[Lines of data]

□ □ □ □ □ □ □

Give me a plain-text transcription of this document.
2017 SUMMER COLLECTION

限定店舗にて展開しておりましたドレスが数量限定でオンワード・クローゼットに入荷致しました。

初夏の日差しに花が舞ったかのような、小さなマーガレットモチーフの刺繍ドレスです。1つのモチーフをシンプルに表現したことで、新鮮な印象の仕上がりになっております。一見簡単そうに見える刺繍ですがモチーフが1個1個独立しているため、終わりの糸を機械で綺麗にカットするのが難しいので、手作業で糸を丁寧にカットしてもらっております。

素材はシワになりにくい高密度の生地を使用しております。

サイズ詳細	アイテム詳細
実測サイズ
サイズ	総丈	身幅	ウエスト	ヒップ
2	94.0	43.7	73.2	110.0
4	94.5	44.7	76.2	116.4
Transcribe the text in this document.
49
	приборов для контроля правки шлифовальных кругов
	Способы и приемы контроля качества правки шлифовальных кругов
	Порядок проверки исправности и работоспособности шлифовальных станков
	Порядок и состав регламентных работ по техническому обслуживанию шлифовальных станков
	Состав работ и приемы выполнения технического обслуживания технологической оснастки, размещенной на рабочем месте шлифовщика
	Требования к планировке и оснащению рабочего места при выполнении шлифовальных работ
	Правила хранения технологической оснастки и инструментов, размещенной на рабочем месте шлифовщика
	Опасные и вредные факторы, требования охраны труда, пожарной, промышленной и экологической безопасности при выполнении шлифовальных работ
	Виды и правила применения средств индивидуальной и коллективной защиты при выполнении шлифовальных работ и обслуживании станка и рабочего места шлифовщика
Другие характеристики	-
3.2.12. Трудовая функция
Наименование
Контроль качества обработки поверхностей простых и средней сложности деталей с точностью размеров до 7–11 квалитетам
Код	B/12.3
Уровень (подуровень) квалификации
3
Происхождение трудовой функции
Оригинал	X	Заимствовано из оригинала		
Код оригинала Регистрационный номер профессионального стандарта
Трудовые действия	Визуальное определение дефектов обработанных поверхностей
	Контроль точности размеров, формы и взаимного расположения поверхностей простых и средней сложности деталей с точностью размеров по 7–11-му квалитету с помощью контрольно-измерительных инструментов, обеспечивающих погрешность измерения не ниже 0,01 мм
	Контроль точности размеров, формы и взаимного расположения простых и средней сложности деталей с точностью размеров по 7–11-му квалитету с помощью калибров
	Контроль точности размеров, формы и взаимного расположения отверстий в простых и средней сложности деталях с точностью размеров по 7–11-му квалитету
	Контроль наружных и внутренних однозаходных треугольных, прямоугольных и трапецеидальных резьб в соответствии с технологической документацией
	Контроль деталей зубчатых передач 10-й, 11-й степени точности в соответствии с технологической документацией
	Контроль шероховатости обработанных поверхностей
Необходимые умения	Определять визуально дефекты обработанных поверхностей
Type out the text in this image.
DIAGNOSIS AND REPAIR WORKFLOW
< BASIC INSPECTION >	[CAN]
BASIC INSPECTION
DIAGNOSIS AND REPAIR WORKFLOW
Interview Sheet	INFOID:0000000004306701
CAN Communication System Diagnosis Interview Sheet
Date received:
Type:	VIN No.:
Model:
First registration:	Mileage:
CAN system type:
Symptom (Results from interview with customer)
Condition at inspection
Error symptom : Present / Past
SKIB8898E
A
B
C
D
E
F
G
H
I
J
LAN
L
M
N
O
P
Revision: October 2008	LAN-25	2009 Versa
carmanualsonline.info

□ □ □ □ □ □ □

Where does the word "соответствии" appear? Return each line that holds it.

	Контроль наружных и внутренних однозаходных треугольных, прямоугольных и трапецеидальных резьб в соответствии с технологической документацией
	Контроль деталей зубчатых передач 10-й, 11-й степени точности в соответствии с технологической документацией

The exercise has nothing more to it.